Required task: Report, word for word, every line of the material that contains "JSON".

Data to use:

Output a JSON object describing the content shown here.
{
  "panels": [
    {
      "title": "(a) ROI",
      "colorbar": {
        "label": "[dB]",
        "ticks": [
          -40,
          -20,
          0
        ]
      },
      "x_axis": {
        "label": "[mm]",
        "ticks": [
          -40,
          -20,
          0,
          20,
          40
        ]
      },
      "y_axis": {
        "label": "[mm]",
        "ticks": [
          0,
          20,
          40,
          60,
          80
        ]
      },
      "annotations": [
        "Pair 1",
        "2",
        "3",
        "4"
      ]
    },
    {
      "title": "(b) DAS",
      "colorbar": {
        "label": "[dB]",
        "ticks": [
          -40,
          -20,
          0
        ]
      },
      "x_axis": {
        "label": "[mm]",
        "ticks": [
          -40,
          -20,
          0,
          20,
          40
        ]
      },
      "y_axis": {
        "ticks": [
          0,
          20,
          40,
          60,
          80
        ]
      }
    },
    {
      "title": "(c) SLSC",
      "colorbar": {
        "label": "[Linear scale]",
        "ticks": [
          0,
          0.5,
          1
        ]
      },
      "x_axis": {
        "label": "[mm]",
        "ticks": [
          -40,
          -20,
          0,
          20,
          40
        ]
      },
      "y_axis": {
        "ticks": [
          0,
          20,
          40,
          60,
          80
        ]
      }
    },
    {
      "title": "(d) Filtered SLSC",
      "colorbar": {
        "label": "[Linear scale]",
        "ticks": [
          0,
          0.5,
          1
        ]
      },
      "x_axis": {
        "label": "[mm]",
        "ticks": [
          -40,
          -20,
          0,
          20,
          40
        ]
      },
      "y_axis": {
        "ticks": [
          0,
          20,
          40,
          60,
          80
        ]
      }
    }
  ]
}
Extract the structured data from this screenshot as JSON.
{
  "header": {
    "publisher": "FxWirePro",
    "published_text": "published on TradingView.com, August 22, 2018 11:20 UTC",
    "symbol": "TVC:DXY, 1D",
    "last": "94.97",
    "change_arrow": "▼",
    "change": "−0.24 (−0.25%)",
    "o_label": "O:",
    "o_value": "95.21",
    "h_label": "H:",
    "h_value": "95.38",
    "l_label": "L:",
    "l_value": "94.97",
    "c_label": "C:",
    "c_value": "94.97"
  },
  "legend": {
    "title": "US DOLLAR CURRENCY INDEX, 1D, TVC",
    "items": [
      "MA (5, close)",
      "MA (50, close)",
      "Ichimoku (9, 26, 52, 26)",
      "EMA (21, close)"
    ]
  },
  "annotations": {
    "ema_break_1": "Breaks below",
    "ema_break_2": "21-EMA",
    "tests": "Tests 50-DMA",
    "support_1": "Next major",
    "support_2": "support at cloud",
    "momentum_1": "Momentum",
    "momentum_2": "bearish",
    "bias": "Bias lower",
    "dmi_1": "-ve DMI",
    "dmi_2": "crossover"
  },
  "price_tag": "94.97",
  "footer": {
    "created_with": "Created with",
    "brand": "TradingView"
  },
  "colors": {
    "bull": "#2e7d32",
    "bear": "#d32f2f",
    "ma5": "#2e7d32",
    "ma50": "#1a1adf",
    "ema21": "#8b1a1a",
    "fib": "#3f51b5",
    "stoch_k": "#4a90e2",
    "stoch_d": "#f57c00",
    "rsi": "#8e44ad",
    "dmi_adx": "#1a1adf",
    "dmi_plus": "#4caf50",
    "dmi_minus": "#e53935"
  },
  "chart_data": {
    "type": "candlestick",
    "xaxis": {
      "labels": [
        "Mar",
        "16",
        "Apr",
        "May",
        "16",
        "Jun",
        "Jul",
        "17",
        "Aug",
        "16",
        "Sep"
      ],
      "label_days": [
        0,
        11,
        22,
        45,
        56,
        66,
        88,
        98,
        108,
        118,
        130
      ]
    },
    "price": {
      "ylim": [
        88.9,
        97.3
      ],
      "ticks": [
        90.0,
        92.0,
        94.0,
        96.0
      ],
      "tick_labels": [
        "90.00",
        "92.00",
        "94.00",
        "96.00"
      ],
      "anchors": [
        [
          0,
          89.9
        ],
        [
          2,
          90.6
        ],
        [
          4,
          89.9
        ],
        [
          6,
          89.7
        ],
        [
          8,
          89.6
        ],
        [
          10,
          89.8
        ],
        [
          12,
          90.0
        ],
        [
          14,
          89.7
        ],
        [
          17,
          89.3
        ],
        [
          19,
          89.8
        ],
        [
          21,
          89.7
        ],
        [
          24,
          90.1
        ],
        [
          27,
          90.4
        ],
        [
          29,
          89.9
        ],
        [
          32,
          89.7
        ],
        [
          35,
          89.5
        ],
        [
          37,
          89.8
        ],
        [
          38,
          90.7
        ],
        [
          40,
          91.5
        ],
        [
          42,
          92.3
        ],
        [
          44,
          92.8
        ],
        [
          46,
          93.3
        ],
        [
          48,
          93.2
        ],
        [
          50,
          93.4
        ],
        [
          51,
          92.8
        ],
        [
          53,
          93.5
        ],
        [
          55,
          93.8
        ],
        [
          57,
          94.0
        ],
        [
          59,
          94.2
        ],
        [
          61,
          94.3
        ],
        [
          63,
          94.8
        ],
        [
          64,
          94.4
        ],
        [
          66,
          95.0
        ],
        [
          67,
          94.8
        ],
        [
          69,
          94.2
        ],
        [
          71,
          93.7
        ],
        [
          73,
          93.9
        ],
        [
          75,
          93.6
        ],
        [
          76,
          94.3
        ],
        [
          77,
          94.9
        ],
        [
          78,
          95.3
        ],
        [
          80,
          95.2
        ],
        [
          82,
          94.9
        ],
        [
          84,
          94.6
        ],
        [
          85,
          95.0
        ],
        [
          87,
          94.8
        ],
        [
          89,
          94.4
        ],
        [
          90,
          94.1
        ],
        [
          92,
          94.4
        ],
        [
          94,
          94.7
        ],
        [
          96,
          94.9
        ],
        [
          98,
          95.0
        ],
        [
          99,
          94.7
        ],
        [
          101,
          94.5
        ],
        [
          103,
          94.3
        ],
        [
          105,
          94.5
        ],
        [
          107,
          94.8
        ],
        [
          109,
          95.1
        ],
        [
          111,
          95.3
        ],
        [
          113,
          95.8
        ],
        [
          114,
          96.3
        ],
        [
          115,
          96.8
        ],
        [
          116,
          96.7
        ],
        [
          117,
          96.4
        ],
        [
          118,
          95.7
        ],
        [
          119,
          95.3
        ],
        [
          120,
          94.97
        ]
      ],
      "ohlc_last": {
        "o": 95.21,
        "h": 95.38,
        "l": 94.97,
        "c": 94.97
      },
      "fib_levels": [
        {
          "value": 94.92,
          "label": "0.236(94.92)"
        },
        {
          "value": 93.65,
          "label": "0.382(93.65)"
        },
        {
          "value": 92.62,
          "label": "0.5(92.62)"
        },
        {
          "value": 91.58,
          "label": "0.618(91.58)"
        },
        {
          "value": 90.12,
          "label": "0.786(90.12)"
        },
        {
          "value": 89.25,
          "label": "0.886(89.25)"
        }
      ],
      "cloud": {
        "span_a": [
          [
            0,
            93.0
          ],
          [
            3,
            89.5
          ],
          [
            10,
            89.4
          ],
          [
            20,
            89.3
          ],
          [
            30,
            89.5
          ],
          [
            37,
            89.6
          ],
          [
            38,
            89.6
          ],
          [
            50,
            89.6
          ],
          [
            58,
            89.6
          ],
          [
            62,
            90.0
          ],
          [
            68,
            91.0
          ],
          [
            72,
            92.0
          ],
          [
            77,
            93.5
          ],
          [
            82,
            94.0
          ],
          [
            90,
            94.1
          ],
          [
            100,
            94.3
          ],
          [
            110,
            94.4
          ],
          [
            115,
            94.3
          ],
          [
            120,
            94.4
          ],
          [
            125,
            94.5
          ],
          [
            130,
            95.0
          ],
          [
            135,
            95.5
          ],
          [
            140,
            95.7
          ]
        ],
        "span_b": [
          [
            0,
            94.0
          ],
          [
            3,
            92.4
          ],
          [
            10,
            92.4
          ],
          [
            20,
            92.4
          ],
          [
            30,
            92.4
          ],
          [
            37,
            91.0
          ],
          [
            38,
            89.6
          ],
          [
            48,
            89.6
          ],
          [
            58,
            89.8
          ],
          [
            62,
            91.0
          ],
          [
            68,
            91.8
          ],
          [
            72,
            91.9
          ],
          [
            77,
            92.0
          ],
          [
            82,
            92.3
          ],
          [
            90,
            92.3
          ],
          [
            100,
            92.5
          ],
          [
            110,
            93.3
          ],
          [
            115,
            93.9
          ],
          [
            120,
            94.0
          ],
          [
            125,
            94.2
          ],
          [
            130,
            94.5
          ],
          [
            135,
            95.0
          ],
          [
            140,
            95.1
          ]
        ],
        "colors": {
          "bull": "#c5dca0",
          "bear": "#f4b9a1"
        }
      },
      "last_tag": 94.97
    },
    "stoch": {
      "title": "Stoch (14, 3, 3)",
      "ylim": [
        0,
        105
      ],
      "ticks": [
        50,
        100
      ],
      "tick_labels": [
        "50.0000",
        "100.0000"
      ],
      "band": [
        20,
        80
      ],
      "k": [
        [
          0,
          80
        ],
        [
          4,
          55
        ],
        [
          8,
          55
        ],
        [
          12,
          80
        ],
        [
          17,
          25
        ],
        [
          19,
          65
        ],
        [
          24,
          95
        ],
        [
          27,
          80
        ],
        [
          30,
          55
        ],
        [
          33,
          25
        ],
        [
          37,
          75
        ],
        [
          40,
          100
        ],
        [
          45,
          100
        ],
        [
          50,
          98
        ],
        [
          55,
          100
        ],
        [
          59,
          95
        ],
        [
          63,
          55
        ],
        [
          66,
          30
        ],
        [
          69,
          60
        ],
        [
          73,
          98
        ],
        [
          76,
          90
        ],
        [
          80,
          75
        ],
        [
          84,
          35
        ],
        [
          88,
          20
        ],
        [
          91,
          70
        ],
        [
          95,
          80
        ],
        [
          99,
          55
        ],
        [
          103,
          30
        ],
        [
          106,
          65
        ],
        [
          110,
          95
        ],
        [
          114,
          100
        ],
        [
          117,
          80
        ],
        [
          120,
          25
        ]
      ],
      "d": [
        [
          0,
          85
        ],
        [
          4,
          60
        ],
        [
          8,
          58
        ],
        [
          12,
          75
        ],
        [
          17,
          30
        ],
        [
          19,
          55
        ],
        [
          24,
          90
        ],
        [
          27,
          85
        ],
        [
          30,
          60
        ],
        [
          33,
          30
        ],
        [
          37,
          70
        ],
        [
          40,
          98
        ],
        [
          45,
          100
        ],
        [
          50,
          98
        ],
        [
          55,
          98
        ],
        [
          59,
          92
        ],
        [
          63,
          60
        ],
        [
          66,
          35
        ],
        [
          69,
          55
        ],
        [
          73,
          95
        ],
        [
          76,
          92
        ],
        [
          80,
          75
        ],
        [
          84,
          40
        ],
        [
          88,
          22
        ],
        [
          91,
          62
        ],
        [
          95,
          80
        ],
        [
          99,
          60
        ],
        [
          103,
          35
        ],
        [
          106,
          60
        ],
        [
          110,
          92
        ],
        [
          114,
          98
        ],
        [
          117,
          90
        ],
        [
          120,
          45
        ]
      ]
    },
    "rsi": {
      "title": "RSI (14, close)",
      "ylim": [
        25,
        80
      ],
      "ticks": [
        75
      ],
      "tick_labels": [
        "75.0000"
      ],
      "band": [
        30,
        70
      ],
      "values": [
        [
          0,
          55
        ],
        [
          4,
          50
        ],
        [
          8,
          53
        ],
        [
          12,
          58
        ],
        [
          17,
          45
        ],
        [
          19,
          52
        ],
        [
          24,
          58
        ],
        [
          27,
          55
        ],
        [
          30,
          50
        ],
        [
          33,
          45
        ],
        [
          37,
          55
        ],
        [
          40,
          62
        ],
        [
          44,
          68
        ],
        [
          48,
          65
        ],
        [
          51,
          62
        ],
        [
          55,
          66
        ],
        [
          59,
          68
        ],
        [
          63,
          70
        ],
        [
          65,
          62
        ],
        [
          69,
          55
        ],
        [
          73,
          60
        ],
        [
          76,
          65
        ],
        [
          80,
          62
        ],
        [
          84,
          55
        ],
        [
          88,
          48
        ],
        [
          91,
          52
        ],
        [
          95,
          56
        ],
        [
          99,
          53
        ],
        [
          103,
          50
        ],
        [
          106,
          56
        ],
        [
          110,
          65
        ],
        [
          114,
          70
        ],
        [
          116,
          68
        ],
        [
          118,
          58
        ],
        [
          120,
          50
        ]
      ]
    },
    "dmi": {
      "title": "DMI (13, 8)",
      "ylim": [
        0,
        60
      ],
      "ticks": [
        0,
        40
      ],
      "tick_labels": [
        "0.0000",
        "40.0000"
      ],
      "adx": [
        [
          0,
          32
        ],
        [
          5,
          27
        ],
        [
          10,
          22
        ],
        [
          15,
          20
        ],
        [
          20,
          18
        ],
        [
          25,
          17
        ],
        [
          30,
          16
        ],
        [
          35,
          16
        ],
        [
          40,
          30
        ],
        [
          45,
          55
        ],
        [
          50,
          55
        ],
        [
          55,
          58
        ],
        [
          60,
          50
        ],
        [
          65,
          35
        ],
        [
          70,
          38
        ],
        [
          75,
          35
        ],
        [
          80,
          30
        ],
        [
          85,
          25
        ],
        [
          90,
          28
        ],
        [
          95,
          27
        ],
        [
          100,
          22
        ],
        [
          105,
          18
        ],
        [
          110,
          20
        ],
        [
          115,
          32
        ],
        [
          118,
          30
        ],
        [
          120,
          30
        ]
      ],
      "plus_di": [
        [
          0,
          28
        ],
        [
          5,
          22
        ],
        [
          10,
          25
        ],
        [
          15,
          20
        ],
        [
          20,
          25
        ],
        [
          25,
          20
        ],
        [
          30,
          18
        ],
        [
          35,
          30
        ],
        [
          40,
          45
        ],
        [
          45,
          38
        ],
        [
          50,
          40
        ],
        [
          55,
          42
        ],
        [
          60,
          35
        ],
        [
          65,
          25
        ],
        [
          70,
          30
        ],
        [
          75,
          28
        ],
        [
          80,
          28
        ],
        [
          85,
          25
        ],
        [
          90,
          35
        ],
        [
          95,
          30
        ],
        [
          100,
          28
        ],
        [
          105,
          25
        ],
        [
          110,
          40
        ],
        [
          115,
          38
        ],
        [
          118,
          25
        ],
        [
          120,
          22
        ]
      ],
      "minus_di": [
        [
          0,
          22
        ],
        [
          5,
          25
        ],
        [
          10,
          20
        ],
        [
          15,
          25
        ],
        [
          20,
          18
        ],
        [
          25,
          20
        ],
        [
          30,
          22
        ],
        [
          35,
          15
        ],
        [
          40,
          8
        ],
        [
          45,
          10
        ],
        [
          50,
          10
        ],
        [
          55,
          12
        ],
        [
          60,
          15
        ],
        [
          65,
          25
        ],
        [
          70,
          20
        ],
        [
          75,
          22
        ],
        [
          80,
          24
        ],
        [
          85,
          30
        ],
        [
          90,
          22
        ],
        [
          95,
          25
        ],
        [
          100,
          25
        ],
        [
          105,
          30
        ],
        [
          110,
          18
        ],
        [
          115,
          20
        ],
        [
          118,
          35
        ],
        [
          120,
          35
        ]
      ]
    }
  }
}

Worked solution:
Output a JSON object describing the content shown here.
Extract the structured data from this screenshot as JSON.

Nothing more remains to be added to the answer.